▶ What to produce: Reproduce the listing below exactly. Pictures do not belong in the copy.

--- start Supplied data ---

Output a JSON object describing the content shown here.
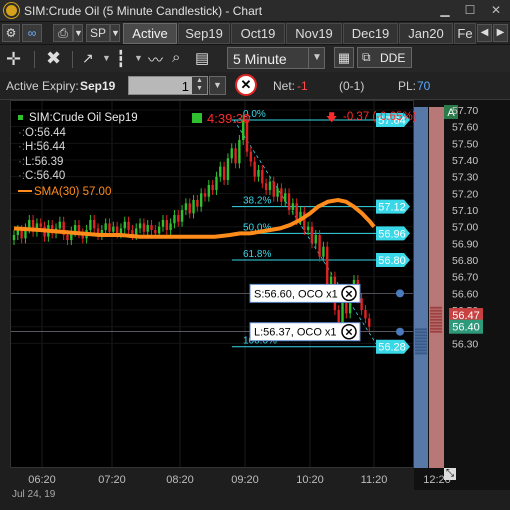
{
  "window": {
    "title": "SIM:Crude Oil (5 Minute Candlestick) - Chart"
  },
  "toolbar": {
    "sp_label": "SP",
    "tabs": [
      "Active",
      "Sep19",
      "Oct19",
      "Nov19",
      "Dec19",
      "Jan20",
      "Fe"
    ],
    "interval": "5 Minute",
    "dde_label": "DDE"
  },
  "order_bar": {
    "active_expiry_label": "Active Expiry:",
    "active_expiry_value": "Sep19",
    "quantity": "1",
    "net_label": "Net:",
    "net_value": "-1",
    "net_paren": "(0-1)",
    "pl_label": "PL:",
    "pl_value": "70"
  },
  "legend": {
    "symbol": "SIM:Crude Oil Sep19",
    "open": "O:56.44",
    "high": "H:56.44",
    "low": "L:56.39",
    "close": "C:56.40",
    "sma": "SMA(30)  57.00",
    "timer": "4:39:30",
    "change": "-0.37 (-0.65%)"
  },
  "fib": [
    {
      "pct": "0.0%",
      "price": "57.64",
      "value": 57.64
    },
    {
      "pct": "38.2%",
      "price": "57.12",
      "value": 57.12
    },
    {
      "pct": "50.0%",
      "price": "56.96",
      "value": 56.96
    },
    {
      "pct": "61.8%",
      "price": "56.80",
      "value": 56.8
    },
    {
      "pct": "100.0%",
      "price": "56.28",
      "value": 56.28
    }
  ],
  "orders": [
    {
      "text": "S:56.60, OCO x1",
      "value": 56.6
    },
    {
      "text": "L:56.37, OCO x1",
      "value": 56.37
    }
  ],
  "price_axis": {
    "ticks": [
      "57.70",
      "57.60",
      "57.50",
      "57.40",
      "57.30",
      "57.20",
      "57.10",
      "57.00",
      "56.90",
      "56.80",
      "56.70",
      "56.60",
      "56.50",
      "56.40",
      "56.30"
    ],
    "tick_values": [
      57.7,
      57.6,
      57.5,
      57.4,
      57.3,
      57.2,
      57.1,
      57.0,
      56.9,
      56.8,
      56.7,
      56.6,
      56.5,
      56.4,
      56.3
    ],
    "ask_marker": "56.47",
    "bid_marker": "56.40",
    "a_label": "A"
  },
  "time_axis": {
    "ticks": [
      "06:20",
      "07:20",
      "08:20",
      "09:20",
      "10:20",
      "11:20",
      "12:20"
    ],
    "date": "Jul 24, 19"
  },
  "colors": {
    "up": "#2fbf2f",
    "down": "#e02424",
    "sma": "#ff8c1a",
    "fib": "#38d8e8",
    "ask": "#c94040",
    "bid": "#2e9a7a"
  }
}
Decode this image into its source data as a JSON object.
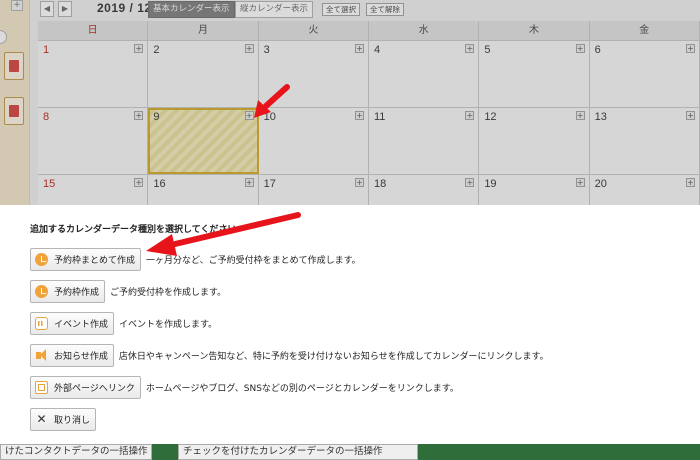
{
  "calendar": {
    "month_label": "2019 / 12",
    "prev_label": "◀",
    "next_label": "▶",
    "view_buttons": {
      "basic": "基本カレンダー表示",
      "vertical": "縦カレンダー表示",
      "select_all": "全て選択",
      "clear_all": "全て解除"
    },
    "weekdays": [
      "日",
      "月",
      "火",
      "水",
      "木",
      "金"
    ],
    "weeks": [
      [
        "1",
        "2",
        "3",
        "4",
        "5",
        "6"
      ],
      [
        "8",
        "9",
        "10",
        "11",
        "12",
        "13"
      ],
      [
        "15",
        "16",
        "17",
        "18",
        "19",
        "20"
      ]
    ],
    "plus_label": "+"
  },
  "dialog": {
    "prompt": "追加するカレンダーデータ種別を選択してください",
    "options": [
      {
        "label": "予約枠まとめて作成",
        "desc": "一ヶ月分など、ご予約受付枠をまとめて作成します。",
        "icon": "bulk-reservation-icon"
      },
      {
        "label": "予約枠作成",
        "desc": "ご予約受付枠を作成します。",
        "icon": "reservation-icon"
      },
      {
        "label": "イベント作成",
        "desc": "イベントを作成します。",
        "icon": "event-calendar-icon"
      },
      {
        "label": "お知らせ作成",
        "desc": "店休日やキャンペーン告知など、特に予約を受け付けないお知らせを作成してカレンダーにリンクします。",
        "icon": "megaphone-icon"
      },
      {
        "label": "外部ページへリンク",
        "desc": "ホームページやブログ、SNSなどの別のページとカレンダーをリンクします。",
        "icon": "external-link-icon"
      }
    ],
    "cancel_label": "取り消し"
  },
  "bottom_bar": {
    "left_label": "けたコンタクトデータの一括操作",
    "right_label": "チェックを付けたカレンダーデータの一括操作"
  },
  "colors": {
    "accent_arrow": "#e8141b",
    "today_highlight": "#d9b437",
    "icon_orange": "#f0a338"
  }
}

--- end Supplied data ---

▶ Written solution:
Output a JSON object describing the content shown here.
{
  "window": {
    "title": "SIM:Crude Oil (5 Minute Candlestick) - Chart"
  },
  "toolbar": {
    "sp_label": "SP",
    "tabs": [
      "Active",
      "Sep19",
      "Oct19",
      "Nov19",
      "Dec19",
      "Jan20",
      "Fe"
    ],
    "interval": "5 Minute",
    "dde_label": "DDE"
  },
  "order_bar": {
    "active_expiry_label": "Active Expiry:",
    "active_expiry_value": "Sep19",
    "quantity": "1",
    "net_label": "Net:",
    "net_value": "-1",
    "net_paren": "(0-1)",
    "pl_label": "PL:",
    "pl_value": "70"
  },
  "legend": {
    "symbol": "SIM:Crude Oil Sep19",
    "open": "O:56.44",
    "high": "H:56.44",
    "low": "L:56.39",
    "close": "C:56.40",
    "sma": "SMA(30)  57.00",
    "timer": "4:39:30",
    "change": "-0.37 (-0.65%)"
  },
  "fib": [
    {
      "pct": "0.0%",
      "price": "57.64",
      "value": 57.64
    },
    {
      "pct": "38.2%",
      "price": "57.12",
      "value": 57.12
    },
    {
      "pct": "50.0%",
      "price": "56.96",
      "value": 56.96
    },
    {
      "pct": "61.8%",
      "price": "56.80",
      "value": 56.8
    },
    {
      "pct": "100.0%",
      "price": "56.28",
      "value": 56.28
    }
  ],
  "orders": [
    {
      "text": "S:56.60, OCO x1",
      "value": 56.6
    },
    {
      "text": "L:56.37, OCO x1",
      "value": 56.37
    }
  ],
  "price_axis": {
    "ticks": [
      "57.70",
      "57.60",
      "57.50",
      "57.40",
      "57.30",
      "57.20",
      "57.10",
      "57.00",
      "56.90",
      "56.80",
      "56.70",
      "56.60",
      "56.50",
      "56.40",
      "56.30"
    ],
    "tick_values": [
      57.7,
      57.6,
      57.5,
      57.4,
      57.3,
      57.2,
      57.1,
      57.0,
      56.9,
      56.8,
      56.7,
      56.6,
      56.5,
      56.4,
      56.3
    ],
    "ask_marker": "56.47",
    "bid_marker": "56.40",
    "a_label": "A"
  },
  "time_axis": {
    "ticks": [
      "06:20",
      "07:20",
      "08:20",
      "09:20",
      "10:20",
      "11:20",
      "12:20"
    ],
    "date": "Jul 24, 19"
  },
  "colors": {
    "up": "#2fbf2f",
    "down": "#e02424",
    "sma": "#ff8c1a",
    "fib": "#38d8e8",
    "ask": "#c94040",
    "bid": "#2e9a7a"
  }
}
Decode this image into its source data as a JSON object.
{
  "calendar": {
    "month_label": "2019 / 12",
    "prev_label": "◀",
    "next_label": "▶",
    "view_buttons": {
      "basic": "基本カレンダー表示",
      "vertical": "縦カレンダー表示",
      "select_all": "全て選択",
      "clear_all": "全て解除"
    },
    "weekdays": [
      "日",
      "月",
      "火",
      "水",
      "木",
      "金"
    ],
    "weeks": [
      [
        "1",
        "2",
        "3",
        "4",
        "5",
        "6"
      ],
      [
        "8",
        "9",
        "10",
        "11",
        "12",
        "13"
      ],
      [
        "15",
        "16",
        "17",
        "18",
        "19",
        "20"
      ]
    ],
    "plus_label": "+"
  },
  "dialog": {
    "prompt": "追加するカレンダーデータ種別を選択してください",
    "options": [
      {
        "label": "予約枠まとめて作成",
        "desc": "一ヶ月分など、ご予約受付枠をまとめて作成します。",
        "icon": "bulk-reservation-icon"
      },
      {
        "label": "予約枠作成",
        "desc": "ご予約受付枠を作成します。",
        "icon": "reservation-icon"
      },
      {
        "label": "イベント作成",
        "desc": "イベントを作成します。",
        "icon": "event-calendar-icon"
      },
      {
        "label": "お知らせ作成",
        "desc": "店休日やキャンペーン告知など、特に予約を受け付けないお知らせを作成してカレンダーにリンクします。",
        "icon": "megaphone-icon"
      },
      {
        "label": "外部ページへリンク",
        "desc": "ホームページやブログ、SNSなどの別のページとカレンダーをリンクします。",
        "icon": "external-link-icon"
      }
    ],
    "cancel_label": "取り消し"
  },
  "bottom_bar": {
    "left_label": "けたコンタクトデータの一括操作",
    "right_label": "チェックを付けたカレンダーデータの一括操作"
  },
  "colors": {
    "accent_arrow": "#e8141b",
    "today_highlight": "#d9b437",
    "icon_orange": "#f0a338"
  }
}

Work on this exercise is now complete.